**THE DATA**:
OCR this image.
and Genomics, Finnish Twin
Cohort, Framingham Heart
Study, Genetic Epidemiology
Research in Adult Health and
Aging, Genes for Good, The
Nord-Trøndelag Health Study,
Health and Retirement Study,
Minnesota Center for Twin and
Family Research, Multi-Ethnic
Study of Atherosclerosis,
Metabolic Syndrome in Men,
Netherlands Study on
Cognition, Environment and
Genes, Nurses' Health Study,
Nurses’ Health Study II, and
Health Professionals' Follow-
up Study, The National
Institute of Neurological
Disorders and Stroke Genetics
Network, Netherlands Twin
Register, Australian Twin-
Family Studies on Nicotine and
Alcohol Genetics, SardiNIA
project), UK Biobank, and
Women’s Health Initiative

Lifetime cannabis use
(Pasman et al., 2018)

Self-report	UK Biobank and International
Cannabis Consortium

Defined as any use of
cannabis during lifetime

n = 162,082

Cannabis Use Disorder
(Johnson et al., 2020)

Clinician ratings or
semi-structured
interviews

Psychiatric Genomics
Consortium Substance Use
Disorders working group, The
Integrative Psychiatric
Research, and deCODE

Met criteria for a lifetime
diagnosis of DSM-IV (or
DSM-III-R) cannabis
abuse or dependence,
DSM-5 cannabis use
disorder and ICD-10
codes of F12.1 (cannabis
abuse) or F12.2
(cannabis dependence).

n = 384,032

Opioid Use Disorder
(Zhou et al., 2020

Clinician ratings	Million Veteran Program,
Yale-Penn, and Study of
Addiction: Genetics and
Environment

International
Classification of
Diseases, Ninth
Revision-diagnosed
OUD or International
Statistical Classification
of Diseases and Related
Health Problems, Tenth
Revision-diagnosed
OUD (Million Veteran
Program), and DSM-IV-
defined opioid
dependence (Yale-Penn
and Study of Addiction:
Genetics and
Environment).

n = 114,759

**EXERCISE REQUIREMENTS**:
Collect the complete line wherever the string "Million" appears in the records.

**EXPECTED ANSWER**:
Clinician ratings	Million Veteran Program,
OUD (Million Veteran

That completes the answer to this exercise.